> _INSTRUCTION_: Locate every line in the material below that has the word "name". Copy each of those lines.
---
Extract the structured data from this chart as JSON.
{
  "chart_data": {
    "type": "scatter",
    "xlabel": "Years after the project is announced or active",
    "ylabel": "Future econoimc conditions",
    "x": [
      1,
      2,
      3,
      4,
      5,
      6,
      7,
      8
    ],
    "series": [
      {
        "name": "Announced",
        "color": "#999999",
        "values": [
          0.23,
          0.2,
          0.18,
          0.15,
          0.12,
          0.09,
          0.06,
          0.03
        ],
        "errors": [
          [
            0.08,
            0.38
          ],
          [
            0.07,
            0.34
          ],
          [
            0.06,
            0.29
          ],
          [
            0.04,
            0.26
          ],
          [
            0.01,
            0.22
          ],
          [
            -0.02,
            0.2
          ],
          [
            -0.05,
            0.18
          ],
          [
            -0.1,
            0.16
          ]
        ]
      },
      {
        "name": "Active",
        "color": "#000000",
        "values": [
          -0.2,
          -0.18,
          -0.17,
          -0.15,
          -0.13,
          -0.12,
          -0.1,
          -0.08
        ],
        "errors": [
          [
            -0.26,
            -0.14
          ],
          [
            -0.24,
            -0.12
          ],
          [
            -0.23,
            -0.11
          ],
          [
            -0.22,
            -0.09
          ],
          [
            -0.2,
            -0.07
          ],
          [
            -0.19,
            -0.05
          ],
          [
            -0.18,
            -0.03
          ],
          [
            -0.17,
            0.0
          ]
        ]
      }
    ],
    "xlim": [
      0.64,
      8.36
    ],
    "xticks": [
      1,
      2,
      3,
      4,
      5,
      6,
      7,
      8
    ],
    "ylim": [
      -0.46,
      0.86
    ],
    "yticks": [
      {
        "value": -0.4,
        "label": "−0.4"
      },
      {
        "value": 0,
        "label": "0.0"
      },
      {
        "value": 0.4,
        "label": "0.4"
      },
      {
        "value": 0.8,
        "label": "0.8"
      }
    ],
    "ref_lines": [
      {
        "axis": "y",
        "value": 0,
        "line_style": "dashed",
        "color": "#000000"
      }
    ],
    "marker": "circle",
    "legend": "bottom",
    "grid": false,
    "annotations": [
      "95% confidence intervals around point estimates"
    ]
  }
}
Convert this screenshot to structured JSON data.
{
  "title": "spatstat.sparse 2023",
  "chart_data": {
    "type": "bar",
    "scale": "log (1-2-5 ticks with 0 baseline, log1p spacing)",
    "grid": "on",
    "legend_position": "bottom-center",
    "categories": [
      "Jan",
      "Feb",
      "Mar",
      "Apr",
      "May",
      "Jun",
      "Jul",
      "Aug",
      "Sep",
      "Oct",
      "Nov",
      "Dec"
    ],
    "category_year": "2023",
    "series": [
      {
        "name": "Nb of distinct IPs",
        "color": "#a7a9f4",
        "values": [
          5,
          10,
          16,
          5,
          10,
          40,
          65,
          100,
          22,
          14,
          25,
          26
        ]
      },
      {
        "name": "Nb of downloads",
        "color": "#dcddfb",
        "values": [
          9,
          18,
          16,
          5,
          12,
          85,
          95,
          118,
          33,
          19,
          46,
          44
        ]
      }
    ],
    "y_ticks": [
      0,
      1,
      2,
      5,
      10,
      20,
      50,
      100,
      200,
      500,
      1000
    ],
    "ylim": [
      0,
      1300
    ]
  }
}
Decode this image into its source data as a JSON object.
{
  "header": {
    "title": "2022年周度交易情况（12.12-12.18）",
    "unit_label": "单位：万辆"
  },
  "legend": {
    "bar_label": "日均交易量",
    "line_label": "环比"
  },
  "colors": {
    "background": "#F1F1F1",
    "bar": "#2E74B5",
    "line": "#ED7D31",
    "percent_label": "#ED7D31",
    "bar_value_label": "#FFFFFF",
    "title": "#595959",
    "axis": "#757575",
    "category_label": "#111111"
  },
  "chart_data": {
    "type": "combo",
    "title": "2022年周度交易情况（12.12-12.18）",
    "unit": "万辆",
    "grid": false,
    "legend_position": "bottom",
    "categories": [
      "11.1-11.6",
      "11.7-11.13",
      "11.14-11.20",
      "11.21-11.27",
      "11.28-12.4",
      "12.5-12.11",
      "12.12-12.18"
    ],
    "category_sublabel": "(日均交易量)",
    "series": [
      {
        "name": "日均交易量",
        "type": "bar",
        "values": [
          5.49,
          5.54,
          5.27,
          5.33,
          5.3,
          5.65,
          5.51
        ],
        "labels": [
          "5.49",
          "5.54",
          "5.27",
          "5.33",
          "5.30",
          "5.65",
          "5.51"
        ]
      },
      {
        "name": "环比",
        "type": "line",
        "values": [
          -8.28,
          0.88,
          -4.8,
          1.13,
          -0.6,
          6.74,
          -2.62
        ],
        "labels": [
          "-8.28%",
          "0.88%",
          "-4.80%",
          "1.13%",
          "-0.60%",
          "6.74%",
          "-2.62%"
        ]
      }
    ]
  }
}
---
> _FINISHED TASK_:
        "name": "Announced",
        "name": "Active",
        "name": "Nb of distinct IPs",
        "name": "Nb of downloads",
        "name": "日均交易量",
        "name": "环比",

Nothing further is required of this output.